• **Stated exercise**
Transcribe the records that follow in their entirety, omitting any pictures.

>>>

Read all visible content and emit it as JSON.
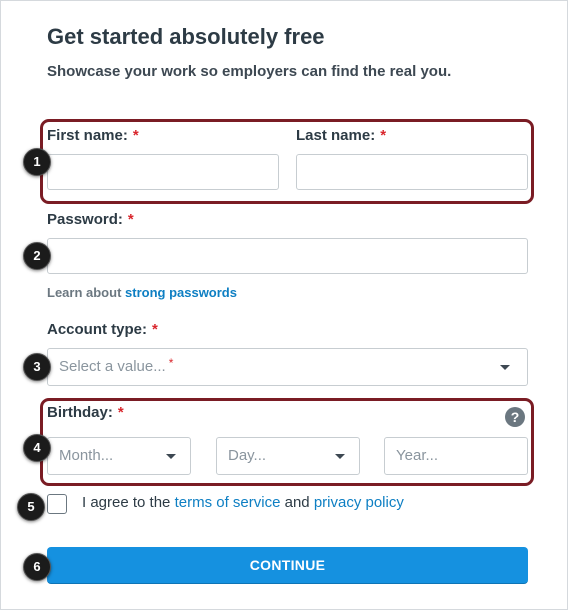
{
  "header": {
    "title": "Get started absolutely free",
    "subtitle": "Showcase your work so employers can find the real you."
  },
  "required_marker": "*",
  "form": {
    "first_name": {
      "label": "First name:",
      "value": ""
    },
    "last_name": {
      "label": "Last name:",
      "value": ""
    },
    "password": {
      "label": "Password:",
      "value": ""
    },
    "password_hint": {
      "prefix": "Learn about ",
      "link": "strong passwords"
    },
    "account_type": {
      "label": "Account type:",
      "placeholder": "Select a value..."
    },
    "birthday": {
      "label": "Birthday:",
      "help": "?",
      "month_placeholder": "Month...",
      "day_placeholder": "Day...",
      "year_placeholder": "Year..."
    },
    "agree": {
      "checked": false,
      "prefix": "I agree to the ",
      "terms_link": "terms of service",
      "middle": " and ",
      "privacy_link": "privacy policy"
    },
    "continue_label": "CONTINUE"
  },
  "callouts": [
    "1",
    "2",
    "3",
    "4",
    "5",
    "6"
  ],
  "colors": {
    "accent": "#1591e0",
    "link": "#0e7fc3",
    "required": "#d9262c",
    "highlight_border": "#7a1c24"
  }
}
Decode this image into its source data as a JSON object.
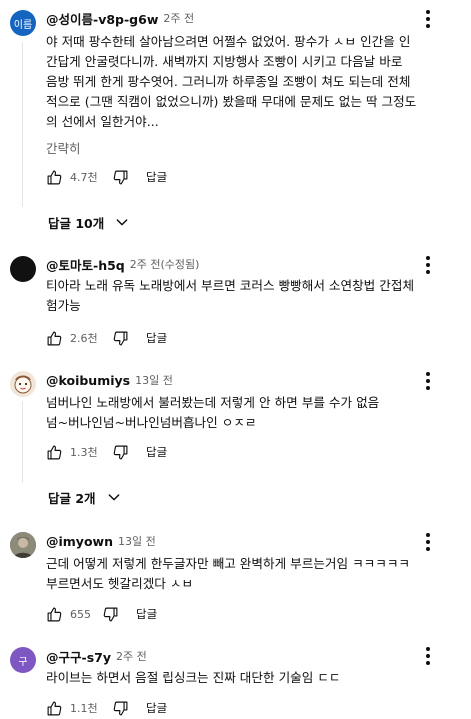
{
  "comments": [
    {
      "author": "@성이름-v8p-g6w",
      "time": "2주 전",
      "avatar_text": "이름",
      "avatar_color": "#1565c0",
      "text": "야 저때 팡수한테 살아남으려면 어쩔수 없었어. 팡수가 ㅅㅂ 인간을 인\n간답게 안굴렷다니까. 새벽까지 지방행사 조빵이 시키고 다음날 바로\n음방 뛰게 한게 팡수엿어. 그러니까 하루종일 조빵이 쳐도 되는데 전체\n적으로 (그땐 직캠이 없었으니까) 봤을때 무대에 문제도 없는 딱 그정도\n의 선에서 일한거야...",
      "more_label": "간략히",
      "likes": "4.7천",
      "reply_label": "답글",
      "replies_toggle": "답글 10개"
    },
    {
      "author": "@토마토-h5q",
      "time": "2주 전(수정됨)",
      "avatar_color": "#111111",
      "text": "티아라 노래 유독 노래방에서 부르면 코러스 빵빵해서 소연창법 간접체\n험가능",
      "likes": "2.6천",
      "reply_label": "답글"
    },
    {
      "author": "@koibumiys",
      "time": "13일 전",
      "avatar_color": "#f1e6d8",
      "text": "넘버나인 노래방에서 불러봤는데 저렇게 안 하면 부를 수가 없음\n넘~버나인넘~버나인넘버흡나인 ㅇㅈㄹ",
      "likes": "1.3천",
      "reply_label": "답글",
      "replies_toggle": "답글 2개"
    },
    {
      "author": "@imyown",
      "time": "13일 전",
      "avatar_color": "#6b6b5a",
      "text": "근데 어떻게 저렇게 한두글자만 빼고 완벽하게 부르는거임 ㅋㅋㅋㅋㅋ\n부르면서도 헷갈리겠다 ㅅㅂ",
      "likes": "655",
      "reply_label": "답글"
    },
    {
      "author": "@구구-s7y",
      "time": "2주 전",
      "avatar_text": "구",
      "avatar_color": "#7e57c2",
      "text": "라이브는 하면서 음절 립싱크는 진짜 대단한 기술임 ㄷㄷ",
      "likes": "1.1천",
      "reply_label": "답글"
    }
  ],
  "icons": {
    "like": "thumb-up-icon",
    "dislike": "thumb-down-icon",
    "menu": "more-vert-icon",
    "expand": "chevron-down-icon"
  }
}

<<<

• **Expected output**
Read all visible content and emit it as JSON.
{
  "header": {
    "title": "Get started absolutely free",
    "subtitle": "Showcase your work so employers can find the real you."
  },
  "required_marker": "*",
  "form": {
    "first_name": {
      "label": "First name:",
      "value": ""
    },
    "last_name": {
      "label": "Last name:",
      "value": ""
    },
    "password": {
      "label": "Password:",
      "value": ""
    },
    "password_hint": {
      "prefix": "Learn about ",
      "link": "strong passwords"
    },
    "account_type": {
      "label": "Account type:",
      "placeholder": "Select a value..."
    },
    "birthday": {
      "label": "Birthday:",
      "help": "?",
      "month_placeholder": "Month...",
      "day_placeholder": "Day...",
      "year_placeholder": "Year..."
    },
    "agree": {
      "checked": false,
      "prefix": "I agree to the ",
      "terms_link": "terms of service",
      "middle": " and ",
      "privacy_link": "privacy policy"
    },
    "continue_label": "CONTINUE"
  },
  "callouts": [
    "1",
    "2",
    "3",
    "4",
    "5",
    "6"
  ],
  "colors": {
    "accent": "#1591e0",
    "link": "#0e7fc3",
    "required": "#d9262c",
    "highlight_border": "#7a1c24"
  }
}
Decode this image into its source data as a JSON object.
{
  "comments": [
    {
      "author": "@성이름-v8p-g6w",
      "time": "2주 전",
      "avatar_text": "이름",
      "avatar_color": "#1565c0",
      "text": "야 저때 팡수한테 살아남으려면 어쩔수 없었어. 팡수가 ㅅㅂ 인간을 인\n간답게 안굴렷다니까. 새벽까지 지방행사 조빵이 시키고 다음날 바로\n음방 뛰게 한게 팡수엿어. 그러니까 하루종일 조빵이 쳐도 되는데 전체\n적으로 (그땐 직캠이 없었으니까) 봤을때 무대에 문제도 없는 딱 그정도\n의 선에서 일한거야...",
      "more_label": "간략히",
      "likes": "4.7천",
      "reply_label": "답글",
      "replies_toggle": "답글 10개"
    },
    {
      "author": "@토마토-h5q",
      "time": "2주 전(수정됨)",
      "avatar_color": "#111111",
      "text": "티아라 노래 유독 노래방에서 부르면 코러스 빵빵해서 소연창법 간접체\n험가능",
      "likes": "2.6천",
      "reply_label": "답글"
    },
    {
      "author": "@koibumiys",
      "time": "13일 전",
      "avatar_color": "#f1e6d8",
      "text": "넘버나인 노래방에서 불러봤는데 저렇게 안 하면 부를 수가 없음\n넘~버나인넘~버나인넘버흡나인 ㅇㅈㄹ",
      "likes": "1.3천",
      "reply_label": "답글",
      "replies_toggle": "답글 2개"
    },
    {
      "author": "@imyown",
      "time": "13일 전",
      "avatar_color": "#6b6b5a",
      "text": "근데 어떻게 저렇게 한두글자만 빼고 완벽하게 부르는거임 ㅋㅋㅋㅋㅋ\n부르면서도 헷갈리겠다 ㅅㅂ",
      "likes": "655",
      "reply_label": "답글"
    },
    {
      "author": "@구구-s7y",
      "time": "2주 전",
      "avatar_text": "구",
      "avatar_color": "#7e57c2",
      "text": "라이브는 하면서 음절 립싱크는 진짜 대단한 기술임 ㄷㄷ",
      "likes": "1.1천",
      "reply_label": "답글"
    }
  ],
  "icons": {
    "like": "thumb-up-icon",
    "dislike": "thumb-down-icon",
    "menu": "more-vert-icon",
    "expand": "chevron-down-icon"
  }
}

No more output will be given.